DOCUMENT SECTION START


  • Myth: Eating carrots can improve vision


    Although it’s true that carrots are rich in vitamin A, which is essential for sight, so are many other foods
    (asparagus, apricots, nectarines, and milk, for example). A well-balanced diet can provide the vitamin A needed for good vision, says study.

  • Myth: Computer use can damage the eyes


    According to the study, computer use won’t harm the eyes. However, when using a computer for long periods of time, the eyes blink less than normal (like they do when reading or performing other close work). This makes the eyes dry, which may lead to a feeling of eyestrain or fatigue.

    So encourage your kids to take frequent breaks from Internet surfing or video games.

  • Myth: Two blue-eyed parents can’t produce a child with brown eyes


    Two blue-eyed parents can have a child with brown eyes, although it’s very rare. Likewise, two brown-eyed parents can have a child with blue eyes, although this is also uncommon.

  • Myth: Only boys can be color-blind


    It’s estimated that up to 8% of boys have some degree of color blindness, whereas less than 1% of girls do.

  • Myth: The eye is full size at birth


    The eye is NOT full size at birth but continues to grow with your child. This growth partially accounts for
    refractive (glasses) changes that occur during childhood.

DOCUMENT SECTION END
RECORDS START

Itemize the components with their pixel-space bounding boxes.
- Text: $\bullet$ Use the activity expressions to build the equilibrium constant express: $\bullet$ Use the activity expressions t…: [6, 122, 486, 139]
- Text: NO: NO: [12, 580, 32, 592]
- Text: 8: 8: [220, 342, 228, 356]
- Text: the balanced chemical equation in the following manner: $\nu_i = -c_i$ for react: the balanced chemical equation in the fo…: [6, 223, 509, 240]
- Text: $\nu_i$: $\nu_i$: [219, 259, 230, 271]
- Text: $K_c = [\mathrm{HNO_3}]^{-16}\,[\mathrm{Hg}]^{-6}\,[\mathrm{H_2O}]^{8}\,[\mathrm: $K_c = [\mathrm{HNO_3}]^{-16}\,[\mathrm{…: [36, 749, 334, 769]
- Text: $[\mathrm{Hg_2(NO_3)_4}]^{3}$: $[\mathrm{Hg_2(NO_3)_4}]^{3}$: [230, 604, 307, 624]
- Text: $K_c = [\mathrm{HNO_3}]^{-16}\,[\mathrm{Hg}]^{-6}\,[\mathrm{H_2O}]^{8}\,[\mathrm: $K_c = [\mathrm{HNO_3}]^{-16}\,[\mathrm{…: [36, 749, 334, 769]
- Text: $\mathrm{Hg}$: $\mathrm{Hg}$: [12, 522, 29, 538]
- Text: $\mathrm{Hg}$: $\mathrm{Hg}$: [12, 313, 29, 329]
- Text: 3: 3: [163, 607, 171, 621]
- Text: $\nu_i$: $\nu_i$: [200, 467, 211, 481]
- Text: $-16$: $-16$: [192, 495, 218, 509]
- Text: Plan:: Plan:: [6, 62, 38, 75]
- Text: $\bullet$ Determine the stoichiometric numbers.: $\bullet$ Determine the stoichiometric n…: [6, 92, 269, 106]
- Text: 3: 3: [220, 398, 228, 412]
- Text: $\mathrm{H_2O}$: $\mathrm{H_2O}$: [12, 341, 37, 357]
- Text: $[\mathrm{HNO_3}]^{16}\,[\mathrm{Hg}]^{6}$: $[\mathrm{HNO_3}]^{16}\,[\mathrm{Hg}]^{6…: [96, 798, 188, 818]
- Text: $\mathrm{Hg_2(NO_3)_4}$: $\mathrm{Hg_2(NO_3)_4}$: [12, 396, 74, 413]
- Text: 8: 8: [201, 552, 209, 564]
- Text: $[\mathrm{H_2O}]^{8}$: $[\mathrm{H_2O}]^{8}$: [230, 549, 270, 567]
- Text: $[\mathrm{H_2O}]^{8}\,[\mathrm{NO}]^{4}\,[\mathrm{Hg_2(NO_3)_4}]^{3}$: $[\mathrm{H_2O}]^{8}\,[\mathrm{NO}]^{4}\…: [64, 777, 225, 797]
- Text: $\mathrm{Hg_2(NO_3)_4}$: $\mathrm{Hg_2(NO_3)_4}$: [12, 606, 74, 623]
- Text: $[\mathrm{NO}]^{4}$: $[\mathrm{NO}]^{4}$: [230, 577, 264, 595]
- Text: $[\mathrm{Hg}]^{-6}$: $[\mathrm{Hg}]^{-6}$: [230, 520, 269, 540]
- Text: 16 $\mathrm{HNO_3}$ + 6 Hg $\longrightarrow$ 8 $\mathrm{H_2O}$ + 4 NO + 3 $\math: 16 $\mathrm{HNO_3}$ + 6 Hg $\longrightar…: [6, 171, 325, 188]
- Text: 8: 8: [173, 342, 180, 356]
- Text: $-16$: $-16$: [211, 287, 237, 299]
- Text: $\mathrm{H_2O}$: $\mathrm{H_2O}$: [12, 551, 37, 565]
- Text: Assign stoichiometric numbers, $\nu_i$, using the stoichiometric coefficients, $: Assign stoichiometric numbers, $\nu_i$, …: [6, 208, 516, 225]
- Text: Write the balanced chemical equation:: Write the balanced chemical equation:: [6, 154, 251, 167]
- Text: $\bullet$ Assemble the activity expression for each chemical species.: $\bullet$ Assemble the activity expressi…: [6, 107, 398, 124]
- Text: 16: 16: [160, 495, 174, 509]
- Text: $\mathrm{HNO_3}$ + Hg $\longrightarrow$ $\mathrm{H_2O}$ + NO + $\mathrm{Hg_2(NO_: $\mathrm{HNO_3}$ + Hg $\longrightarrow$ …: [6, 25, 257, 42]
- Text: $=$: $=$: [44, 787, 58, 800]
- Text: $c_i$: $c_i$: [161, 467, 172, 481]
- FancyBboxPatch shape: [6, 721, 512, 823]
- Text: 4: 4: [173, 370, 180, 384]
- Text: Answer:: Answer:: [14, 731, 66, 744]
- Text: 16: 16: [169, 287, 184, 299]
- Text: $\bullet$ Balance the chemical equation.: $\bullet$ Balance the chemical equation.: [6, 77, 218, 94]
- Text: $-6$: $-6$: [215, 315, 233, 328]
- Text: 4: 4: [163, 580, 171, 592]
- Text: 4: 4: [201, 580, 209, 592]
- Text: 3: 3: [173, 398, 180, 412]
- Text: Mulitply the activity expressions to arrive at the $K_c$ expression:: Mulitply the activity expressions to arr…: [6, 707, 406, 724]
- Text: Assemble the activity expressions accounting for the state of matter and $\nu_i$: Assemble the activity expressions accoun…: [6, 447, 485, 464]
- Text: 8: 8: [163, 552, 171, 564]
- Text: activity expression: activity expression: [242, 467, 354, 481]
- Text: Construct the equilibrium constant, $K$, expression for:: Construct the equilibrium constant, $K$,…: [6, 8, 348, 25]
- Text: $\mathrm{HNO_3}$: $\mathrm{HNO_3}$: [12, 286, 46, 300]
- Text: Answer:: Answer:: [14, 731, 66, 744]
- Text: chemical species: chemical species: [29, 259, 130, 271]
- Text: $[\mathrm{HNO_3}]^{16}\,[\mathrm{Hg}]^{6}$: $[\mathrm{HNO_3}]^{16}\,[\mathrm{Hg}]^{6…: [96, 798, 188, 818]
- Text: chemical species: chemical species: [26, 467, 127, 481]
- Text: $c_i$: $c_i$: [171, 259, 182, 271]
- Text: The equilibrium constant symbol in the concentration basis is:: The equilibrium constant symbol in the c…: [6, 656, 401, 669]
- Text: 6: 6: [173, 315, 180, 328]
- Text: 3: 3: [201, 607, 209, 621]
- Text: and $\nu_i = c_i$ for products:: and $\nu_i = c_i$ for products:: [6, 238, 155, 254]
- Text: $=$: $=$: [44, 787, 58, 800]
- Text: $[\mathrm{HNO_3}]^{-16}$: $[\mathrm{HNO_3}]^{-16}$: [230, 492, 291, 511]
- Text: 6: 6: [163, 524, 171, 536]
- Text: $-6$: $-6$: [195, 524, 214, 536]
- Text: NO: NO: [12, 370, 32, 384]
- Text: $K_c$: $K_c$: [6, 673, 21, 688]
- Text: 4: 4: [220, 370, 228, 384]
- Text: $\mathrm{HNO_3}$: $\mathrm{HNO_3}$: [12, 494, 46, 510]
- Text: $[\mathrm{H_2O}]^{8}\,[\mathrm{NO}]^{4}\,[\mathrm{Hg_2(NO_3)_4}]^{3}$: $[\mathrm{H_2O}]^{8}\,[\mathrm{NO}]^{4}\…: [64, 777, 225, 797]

RECORDS END

§ **REQUIREMENT 1**: List every myth that the eye-myths text addresses, using the wording of each heading.
§ **REQUIREMENT 2**:
Using the text on eye myths, answer each question:
(a) Besides carrots, which foods does it name as sources of vitamin A?
(b) How does long computer use change the way the eyes blink?
(c) What share of boys is estimated to have some degree of color blindness?
§ **REQUIREMENT 3**: Continue the text on eye myths from its last sentence.

§ **EXPECTED ANSWER 1**:
- Eating carrots can improve vision
- Computer use can damage the eyes
- Two blue-eyed parents can't produce a child with brown eyes
- Only boys can be color-blind
- The eye is full size at birth

§ **EXPECTED ANSWER 2**:
(a) Asparagus, apricots, nectarines, and milk.
(b) The eyes blink less than normal.
(c) Up to 8%.

§ **EXPECTED ANSWER 3**:
  • Myth: Wearing glasses too much will make the eyes "dependent" on them


    Refractive errors (near-sightedness, far-sightedness, or astigmatism) change as kids get older. Many variables come
    into play, but most of this change is likely due to genetics and continues despite wearing glasses earlier or later or more or less. Wearing glasses does not make the eyes get worse.

  • Myth : Reading in the Dark Will Weaken Your Eyesight

    Fact :

    As with sitting too close to the television, you may feel eyestrain or get a headache from reading in the dark,
    but it will not weaken your eyes.

  • Myth : There’s Nothing You Can Do to Prevent Vision Loss


    At the very first sign of symptoms, such as blurred vision, eye pain, flashes of light, or sudden onset of floaters
    in your vision, you should see your doctor. If detected early enough, depending on the cause, there are treatments that can correct, stop, or at least slow down the loss of vision.

  • Myth : Using a Nightlight in Your Child’s Room Will Contribute to Nearsightedness


    It has been thought that using a nightlight in your child’s bedroom may contribute to nearsightedness, however there is not enough evidence to support this claim. Keeping a nightlight on in your baby’s room may actually help him or her learn to focus and develop important eye coordination skills when they are awake.

  • Myth : Looking Straight at the Sun Will Damage Your Sight


    Looking at the sun may not only cause a headache and distort your vision temporarily, but it can also cause permanent damage to your retina — the back of your eye. Any exposure to sunlight adds to the cumulative effects of ultraviolet radiation on your eyes. UV exposure has been linked to eye disorders such as macular degeneration, solar retinitis, cataracts, pterygia, and corneal dystrophies.

    The most dangerous time for sun gazing is midday and during a solar eclipse. The brightness of the sun is hidden; but the dangerous invisible rays that permanently burn your eyes are not reduced.

  • Myth : Using Artificial Sweeteners Will Make Your Eyes More Sensitive to Light


    If you use artificial sweeteners, like cyclamates, your eyes may be more sensitive to light. There are other factors
    that will make your eyes more sensitive to light as well. They include antibiotics, oral contraceptives, high blood
    pressure drugs, diuretics, and diabetic medications.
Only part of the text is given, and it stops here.